Objective: Each entry must be reproduced precisely as it stands.

────────

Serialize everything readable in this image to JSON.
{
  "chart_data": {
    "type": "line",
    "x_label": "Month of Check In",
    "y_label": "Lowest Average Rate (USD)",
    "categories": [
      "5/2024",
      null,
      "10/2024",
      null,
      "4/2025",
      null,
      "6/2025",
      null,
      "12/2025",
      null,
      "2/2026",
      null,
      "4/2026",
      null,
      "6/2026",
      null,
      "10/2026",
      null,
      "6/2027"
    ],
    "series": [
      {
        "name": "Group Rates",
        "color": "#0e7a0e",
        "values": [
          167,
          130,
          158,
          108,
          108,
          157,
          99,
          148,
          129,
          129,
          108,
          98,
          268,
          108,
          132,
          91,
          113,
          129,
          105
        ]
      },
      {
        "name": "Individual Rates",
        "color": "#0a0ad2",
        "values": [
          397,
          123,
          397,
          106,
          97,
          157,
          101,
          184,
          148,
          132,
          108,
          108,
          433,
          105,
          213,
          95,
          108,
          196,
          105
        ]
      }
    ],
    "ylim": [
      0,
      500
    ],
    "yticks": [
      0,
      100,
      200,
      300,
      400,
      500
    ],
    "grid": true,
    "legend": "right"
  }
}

────────

Exercise solution:
Serialize everything readable in this image to JSON.
{
  "chart_data": {
    "type": "line",
    "x_label": "Month of Check In",
    "y_label": "Lowest Average Rate (USD)",
    "categories": [
      "5/2024",
      null,
      "10/2024",
      null,
      "4/2025",
      null,
      "6/2025",
      null,
      "12/2025",
      null,
      "2/2026",
      null,
      "4/2026",
      null,
      "6/2026",
      null,
      "10/2026",
      null,
      "6/2027"
    ],
    "series": [
      {
        "name": "Group Rates",
        "color": "#0e7a0e",
        "values": [
          167,
          130,
          158,
          108,
          108,
          157,
          99,
          148,
          129,
          129,
          108,
          98,
          268,
          108,
          132,
          91,
          113,
          129,
          105
        ]
      },
      {
        "name": "Individual Rates",
        "color": "#0a0ad2",
        "values": [
          397,
          123,
          397,
          106,
          97,
          157,
          101,
          184,
          148,
          132,
          108,
          108,
          433,
          105,
          213,
          95,
          108,
          196,
          105
        ]
      }
    ],
    "ylim": [
      0,
      500
    ],
    "yticks": [
      0,
      100,
      200,
      300,
      400,
      500
    ],
    "grid": true,
    "legend": "right"
  }
}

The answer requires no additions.